- Information provided
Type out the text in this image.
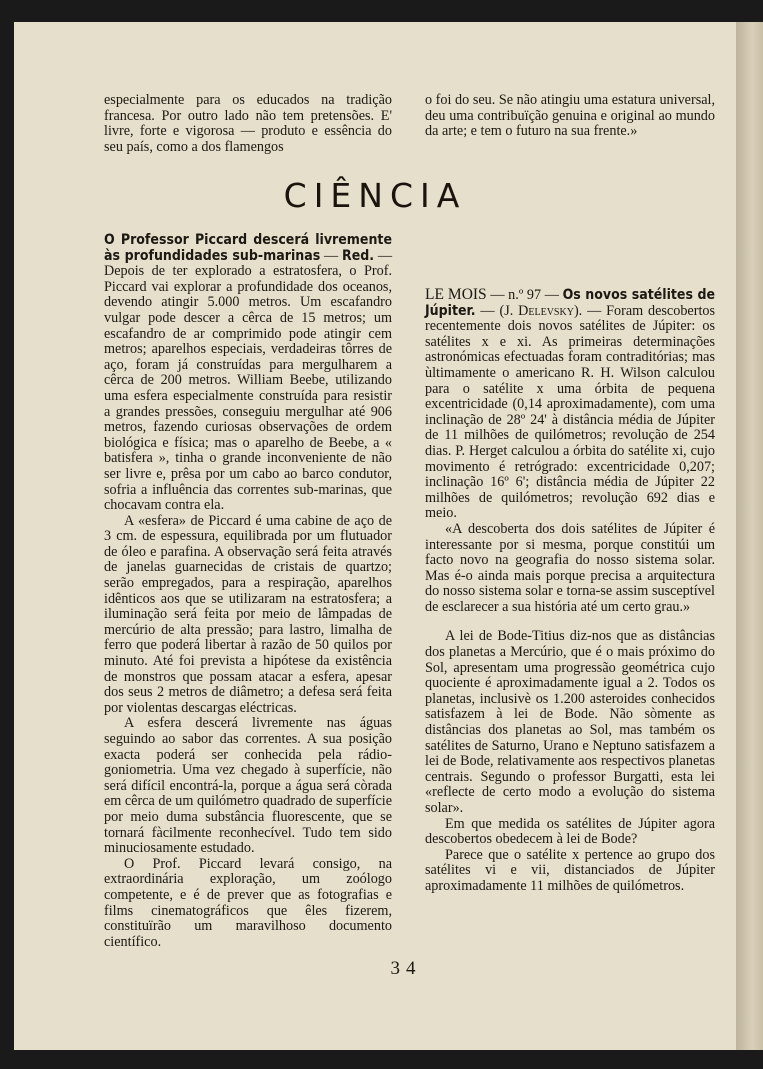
especialmente para os educados na tradição francesa. Por outro lado não tem pretensões. E' livre, forte e vigorosa — produto e essência do seu país, como a dos flamengos

o foi do seu. Se não atingiu uma estatura universal, deu uma contribuïção genuina e original ao mundo da arte; e tem o futuro na sua frente.»

CIÊNCIA

O Professor Piccard descerá livremente às profundidades sub-marinas — Red. — Depois de ter explorado a estratosfera, o Prof. Piccard vai explorar a profundidade dos oceanos, devendo atingir 5.000 metros. Um escafandro vulgar pode descer a cêrca de 15 metros; um escafandro de ar comprimido pode atingir cem metros; aparelhos especiais, verdadeiras tôrres de aço, foram já construídas para mergulharem a cêrca de 200 metros. William Beebe, utilizando uma esfera especialmente construída para resistir a grandes pressões, conseguiu mergulhar até 906 metros, fazendo curiosas observações de ordem biológica e física; mas o aparelho de Beebe, a « batisfera », tinha o grande inconveniente de não ser livre e, prêsa por um cabo ao barco condutor, sofria a influência das correntes sub-marinas, que chocavam contra ela.

A «esfera» de Piccard é uma cabine de aço de 3 cm. de espessura, equilibrada por um flutuador de óleo e parafina. A observação será feita através de janelas guarnecidas de cristais de quartzo; serão empregados, para a respiração, aparelhos idênticos aos que se utilizaram na estratosfera; a iluminação será feita por meio de lâmpadas de mercúrio de alta pressão; para lastro, limalha de ferro que poderá libertar à razão de 50 quilos por minuto. Até foi prevista a hipótese da existência de monstros que possam atacar a esfera, apesar dos seus 2 metros de diâmetro; a defesa será feita por violentas descargas eléctricas.

A esfera descerá livremente nas águas seguindo ao sabor das correntes. A sua posição exacta poderá ser conhecida pela rádio-goniometria. Uma vez chegado à superfície, não será difícil encontrá-la, porque a água será còrada em cêrca de um quilómetro quadrado de superfície por meio duma substância fluorescente, que se tornará fàcilmente reconhecível. Tudo tem sido minuciosamente estudado.

O Prof. Piccard levará consigo, na extraordinária exploração, um zoólogo competente, e é de prever que as fotografias e films cinematográficos que êles fizerem, constituïrão um maravilhoso documento científico.

LE MOIS — n.º 97 — Os novos satélites de Júpiter. — (J. Delevsky). — Foram descobertos recentemente dois novos satélites de Júpiter: os satélites x e xi. As primeiras determinações astronómicas efectuadas foram contraditórias; mas ùltimamente o americano R. H. Wilson calculou para o satélite x uma órbita de pequena excentricidade (0,14 aproximadamente), com uma inclinação de 28º 24' à distância média de Júpiter de 11 milhões de quilómetros; revolução de 254 dias. P. Herget calculou a órbita do satélite xi, cujo movimento é retrógrado: excentricidade 0,207; inclinação 16º 6'; distância média de Júpiter 22 milhões de quilómetros; revolução 692 dias e meio.

«A descoberta dos dois satélites de Júpiter é interessante por si mesma, porque constitúi um facto novo na geografia do nosso sistema solar. Mas é-o ainda mais porque precisa a arquitectura do nosso sistema solar e torna-se assim susceptível de esclarecer a sua história até um certo grau.»

A lei de Bode-Titius diz-nos que as distâncias dos planetas a Mercúrio, que é o mais próximo do Sol, apresentam uma progressão geométrica cujo quociente é aproximadamente igual a 2. Todos os planetas, inclusivè os 1.200 asteroides conhecidos satisfazem à lei de Bode. Não sòmente as distâncias dos planetas ao Sol, mas também os satélites de Saturno, Urano e Neptuno satisfazem a lei de Bode, relativamente aos respectivos planetas centrais. Segundo o professor Burgatti, esta lei «reflecte de certo modo a evolução do sistema solar».

Em que medida os satélites de Júpiter agora descobertos obedecem à lei de Bode?

Parece que o satélite x pertence ao grupo dos satélites vi e vii, distanciados de Júpiter aproximadamente 11 milhões de quilómetros.

34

- Goal of the exercise
Write out the data precisely as given, excluding the pictures.

- Reply
Type out the text in this image.
especialmente para os educados na tradição francesa. Por outro lado não tem pretensões. E' livre, forte e vigorosa — produto e essência do seu país, como a dos flamengos

o foi do seu. Se não atingiu uma estatura universal, deu uma contribuïção genuina e original ao mundo da arte; e tem o futuro na sua frente.»

CIÊNCIA

O Professor Piccard descerá livremente às profundidades sub-marinas — Red. — Depois de ter explorado a estratosfera, o Prof. Piccard vai explorar a profundidade dos oceanos, devendo atingir 5.000 metros. Um escafandro vulgar pode descer a cêrca de 15 metros; um escafandro de ar comprimido pode atingir cem metros; aparelhos especiais, verdadeiras tôrres de aço, foram já construídas para mergulharem a cêrca de 200 metros. William Beebe, utilizando uma esfera especialmente construída para resistir a grandes pressões, conseguiu mergulhar até 906 metros, fazendo curiosas observações de ordem biológica e física; mas o aparelho de Beebe, a « batisfera », tinha o grande inconveniente de não ser livre e, prêsa por um cabo ao barco condutor, sofria a influência das correntes sub-marinas, que chocavam contra ela.

A «esfera» de Piccard é uma cabine de aço de 3 cm. de espessura, equilibrada por um flutuador de óleo e parafina. A observação será feita através de janelas guarnecidas de cristais de quartzo; serão empregados, para a respiração, aparelhos idênticos aos que se utilizaram na estratosfera; a iluminação será feita por meio de lâmpadas de mercúrio de alta pressão; para lastro, limalha de ferro que poderá libertar à razão de 50 quilos por minuto. Até foi prevista a hipótese da existência de monstros que possam atacar a esfera, apesar dos seus 2 metros de diâmetro; a defesa será feita por violentas descargas eléctricas.

A esfera descerá livremente nas águas seguindo ao sabor das correntes. A sua posição exacta poderá ser conhecida pela rádio-goniometria. Uma vez chegado à superfície, não será difícil encontrá-la, porque a água será còrada em cêrca de um quilómetro quadrado de superfície por meio duma substância fluorescente, que se tornará fàcilmente reconhecível. Tudo tem sido minuciosamente estudado.

O Prof. Piccard levará consigo, na extraordinária exploração, um zoólogo competente, e é de prever que as fotografias e films cinematográficos que êles fizerem, constituïrão um maravilhoso documento científico.

LE MOIS — n.º 97 — Os novos satélites de Júpiter. — (J. Delevsky). — Foram descobertos recentemente dois novos satélites de Júpiter: os satélites x e xi. As primeiras determinações astronómicas efectuadas foram contraditórias; mas ùltimamente o americano R. H. Wilson calculou para o satélite x uma órbita de pequena excentricidade (0,14 aproximadamente), com uma inclinação de 28º 24' à distância média de Júpiter de 11 milhões de quilómetros; revolução de 254 dias. P. Herget calculou a órbita do satélite xi, cujo movimento é retrógrado: excentricidade 0,207; inclinação 16º 6'; distância média de Júpiter 22 milhões de quilómetros; revolução 692 dias e meio.

«A descoberta dos dois satélites de Júpiter é interessante por si mesma, porque constitúi um facto novo na geografia do nosso sistema solar. Mas é-o ainda mais porque precisa a arquitectura do nosso sistema solar e torna-se assim susceptível de esclarecer a sua história até um certo grau.»

A lei de Bode-Titius diz-nos que as distâncias dos planetas a Mercúrio, que é o mais próximo do Sol, apresentam uma progressão geométrica cujo quociente é aproximadamente igual a 2. Todos os planetas, inclusivè os 1.200 asteroides conhecidos satisfazem à lei de Bode. Não sòmente as distâncias dos planetas ao Sol, mas também os satélites de Saturno, Urano e Neptuno satisfazem a lei de Bode, relativamente aos respectivos planetas centrais. Segundo o professor Burgatti, esta lei «reflecte de certo modo a evolução do sistema solar».

Em que medida os satélites de Júpiter agora descobertos obedecem à lei de Bode?

Parece que o satélite x pertence ao grupo dos satélites vi e vii, distanciados de Júpiter aproximadamente 11 milhões de quilómetros.

34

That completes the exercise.